> **TASK PROMPT**: Quote the entries word for word. Omit the pictures.

> **DATA IN THIS EXERCISE**:

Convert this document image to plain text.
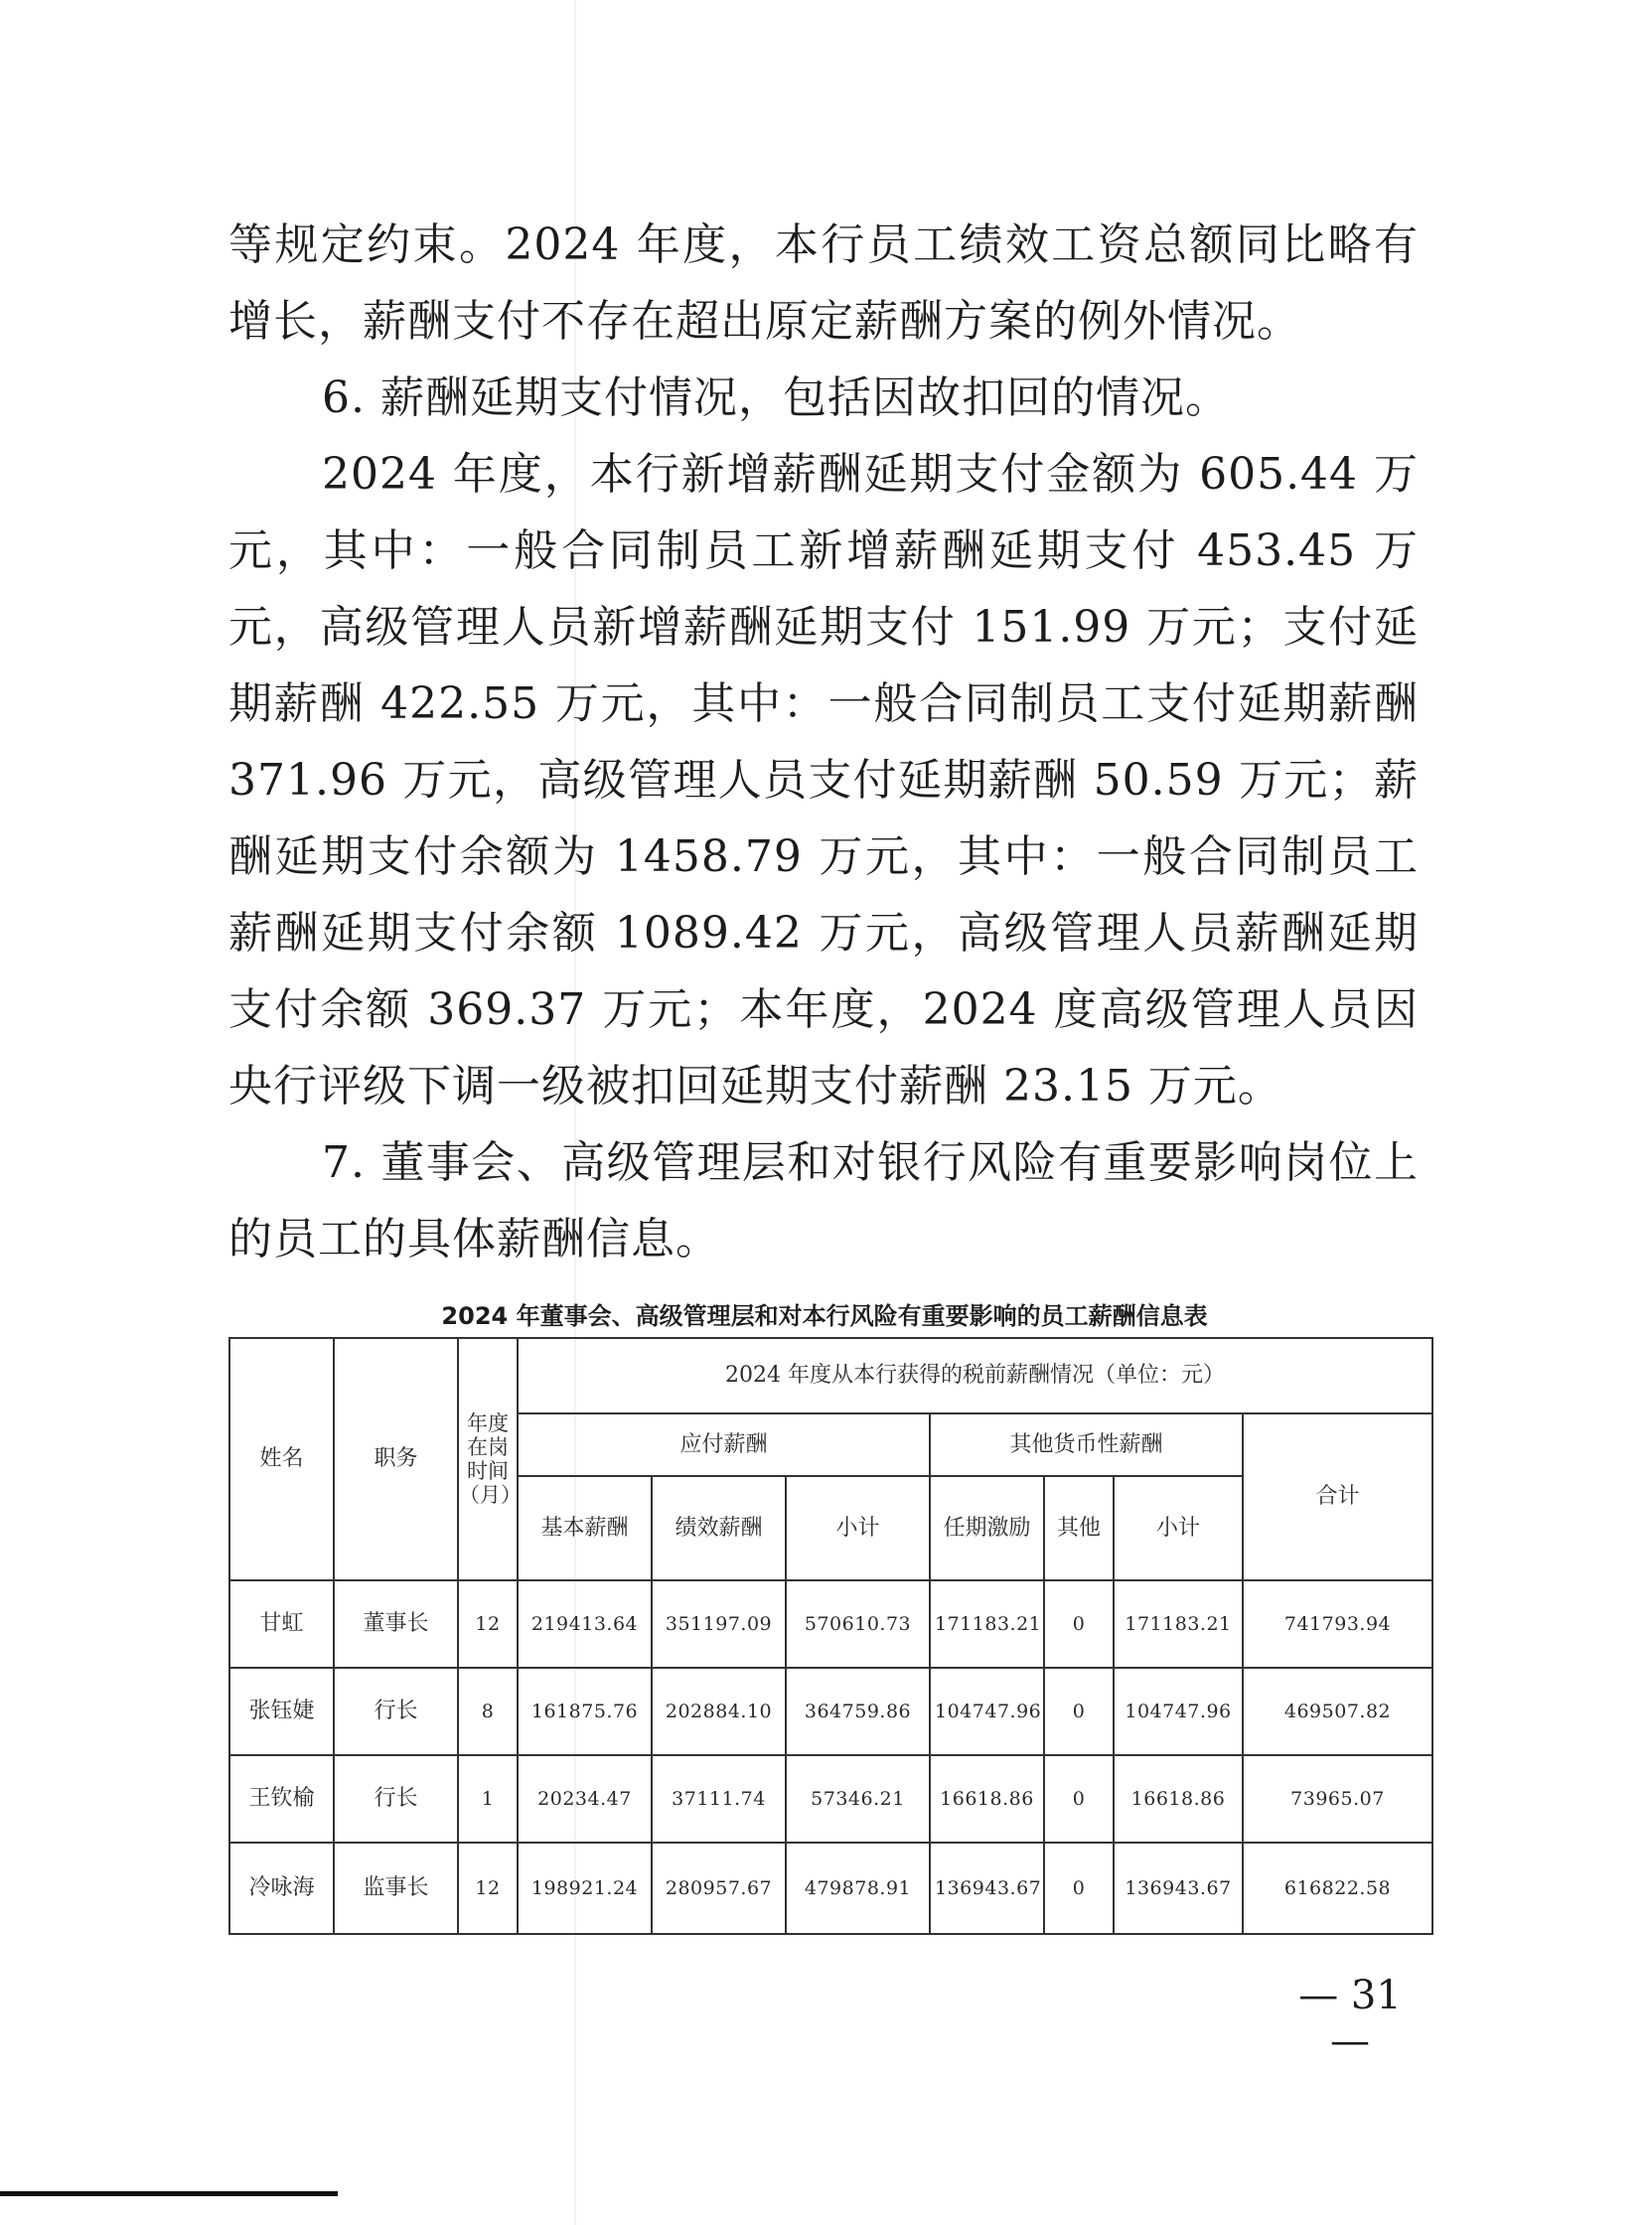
等规定约束。2024 年度，本行员工绩效工资总额同比略有增长，薪酬支付不存在超出原定薪酬方案的例外情况。

6. 薪酬延期支付情况，包括因故扣回的情况。

2024 年度，本行新增薪酬延期支付金额为 605.44 万元，其中：一般合同制员工新增薪酬延期支付 453.45 万元，高级管理人员新增薪酬延期支付 151.99 万元；支付延期薪酬 422.55 万元，其中：一般合同制员工支付延期薪酬 371.96 万元，高级管理人员支付延期薪酬 50.59 万元；薪酬延期支付余额为 1458.79 万元，其中：一般合同制员工薪酬延期支付余额 1089.42 万元，高级管理人员薪酬延期支付余额 369.37 万元；本年度，2024 度高级管理人员因央行评级下调一级被扣回延期支付薪酬 23.15 万元。

7. 董事会、高级管理层和对银行风险有重要影响岗位上的员工的具体薪酬信息。

2024 年董事会、高级管理层和对本行风险有重要影响的员工薪酬信息表
姓名	职务	年度在岗时间（月）	2024 年度从本行获得的税前薪酬情况（单位：元）						
			应付薪酬			其他货币性薪酬			合计
			基本薪酬	绩效薪酬	小计	任期激励	其他	小计	
甘虹	董事长	12	219413.64	351197.09	570610.73	171183.21	0	171183.21	741793.94
张钰婕	行长	8	161875.76	202884.10	364759.86	104747.96	0	104747.96	469507.82
王钦榆	行长	1	20234.47	37111.74	57346.21	16618.86	0	16618.86	73965.07
冷咏海	监事长	12	198921.24	280957.67	479878.91	136943.67	0	136943.67	616822.58
— 31 —
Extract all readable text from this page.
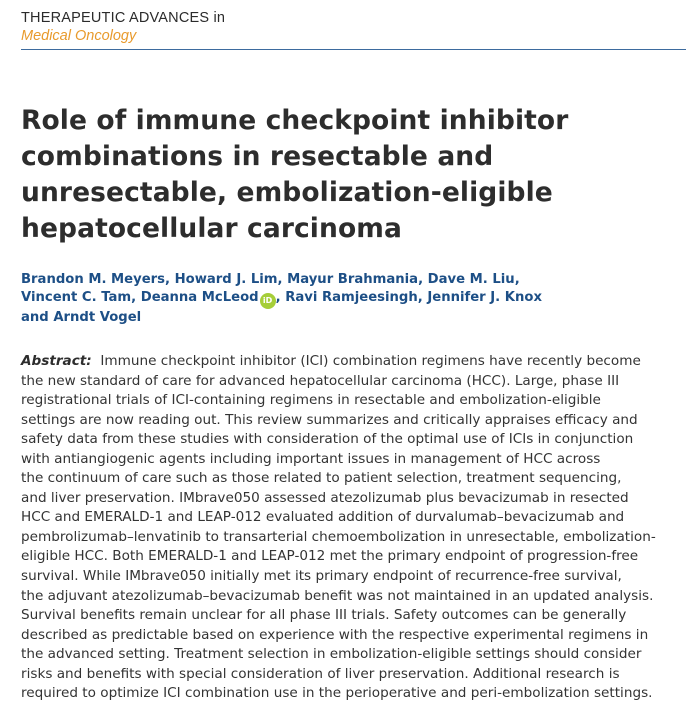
THERAPEUTIC ADVANCES in
Medical Oncology
Role of immune checkpoint inhibitor
combinations in resectable and
unresectable, embolization-eligible
hepatocellular carcinoma
Brandon M. Meyers, Howard J. Lim, Mayur Brahmania, Dave M. Liu,
Vincent C. Tam, Deanna McLeod iD , Ravi Ramjeesingh, Jennifer J. Knox
and Arndt Vogel
Abstract: Immune checkpoint inhibitor (ICI) combination regimens have recently become
the new standard of care for advanced hepatocellular carcinoma (HCC). Large, phase III
registrational trials of ICI-containing regimens in resectable and embolization-eligible
settings are now reading out. This review summarizes and critically appraises efficacy and
safety data from these studies with consideration of the optimal use of ICIs in conjunction
with antiangiogenic agents including important issues in management of HCC across
the continuum of care such as those related to patient selection, treatment sequencing,
and liver preservation. IMbrave050 assessed atezolizumab plus bevacizumab in resected
HCC and EMERALD-1 and LEAP-012 evaluated addition of durvalumab–bevacizumab and
pembrolizumab–lenvatinib to transarterial chemoembolization in unresectable, embolization-
eligible HCC. Both EMERALD-1 and LEAP-012 met the primary endpoint of progression-free
survival. While IMbrave050 initially met its primary endpoint of recurrence-free survival,
the adjuvant atezolizumab–bevacizumab benefit was not maintained in an updated analysis.
Survival benefits remain unclear for all phase III trials. Safety outcomes can be generally
described as predictable based on experience with the respective experimental regimens in
the advanced setting. Treatment selection in embolization-eligible settings should consider
risks and benefits with special consideration of liver preservation. Additional research is
required to optimize ICI combination use in the perioperative and peri-embolization settings.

> **RESULT FOR THIS EXERCISE**:
Convert this document image to plain text.
等规定约束。2024 年度，本行员工绩效工资总额同比略有增长，薪酬支付不存在超出原定薪酬方案的例外情况。

6. 薪酬延期支付情况，包括因故扣回的情况。

2024 年度，本行新增薪酬延期支付金额为 605.44 万元，其中：一般合同制员工新增薪酬延期支付 453.45 万元，高级管理人员新增薪酬延期支付 151.99 万元；支付延期薪酬 422.55 万元，其中：一般合同制员工支付延期薪酬 371.96 万元，高级管理人员支付延期薪酬 50.59 万元；薪酬延期支付余额为 1458.79 万元，其中：一般合同制员工薪酬延期支付余额 1089.42 万元，高级管理人员薪酬延期支付余额 369.37 万元；本年度，2024 度高级管理人员因央行评级下调一级被扣回延期支付薪酬 23.15 万元。

7. 董事会、高级管理层和对银行风险有重要影响岗位上的员工的具体薪酬信息。

2024 年董事会、高级管理层和对本行风险有重要影响的员工薪酬信息表
姓名	职务	年度在岗时间（月）	2024 年度从本行获得的税前薪酬情况（单位：元）						
			应付薪酬			其他货币性薪酬			合计
			基本薪酬	绩效薪酬	小计	任期激励	其他	小计	
甘虹	董事长	12	219413.64	351197.09	570610.73	171183.21	0	171183.21	741793.94
张钰婕	行长	8	161875.76	202884.10	364759.86	104747.96	0	104747.96	469507.82
王钦榆	行长	1	20234.47	37111.74	57346.21	16618.86	0	16618.86	73965.07
冷咏海	监事长	12	198921.24	280957.67	479878.91	136943.67	0	136943.67	616822.58
— 31 —
Extract all readable text from this page.
THERAPEUTIC ADVANCES in
Medical Oncology
Role of immune checkpoint inhibitor
combinations in resectable and
unresectable, embolization-eligible
hepatocellular carcinoma
Brandon M. Meyers, Howard J. Lim, Mayur Brahmania, Dave M. Liu,
Vincent C. Tam, Deanna McLeod iD , Ravi Ramjeesingh, Jennifer J. Knox
and Arndt Vogel
Abstract: Immune checkpoint inhibitor (ICI) combination regimens have recently become
the new standard of care for advanced hepatocellular carcinoma (HCC). Large, phase III
registrational trials of ICI-containing regimens in resectable and embolization-eligible
settings are now reading out. This review summarizes and critically appraises efficacy and
safety data from these studies with consideration of the optimal use of ICIs in conjunction
with antiangiogenic agents including important issues in management of HCC across
the continuum of care such as those related to patient selection, treatment sequencing,
and liver preservation. IMbrave050 assessed atezolizumab plus bevacizumab in resected
HCC and EMERALD-1 and LEAP-012 evaluated addition of durvalumab–bevacizumab and
pembrolizumab–lenvatinib to transarterial chemoembolization in unresectable, embolization-
eligible HCC. Both EMERALD-1 and LEAP-012 met the primary endpoint of progression-free
survival. While IMbrave050 initially met its primary endpoint of recurrence-free survival,
the adjuvant atezolizumab–bevacizumab benefit was not maintained in an updated analysis.
Survival benefits remain unclear for all phase III trials. Safety outcomes can be generally
described as predictable based on experience with the respective experimental regimens in
the advanced setting. Treatment selection in embolization-eligible settings should consider
risks and benefits with special consideration of liver preservation. Additional research is
required to optimize ICI combination use in the perioperative and peri-embolization settings.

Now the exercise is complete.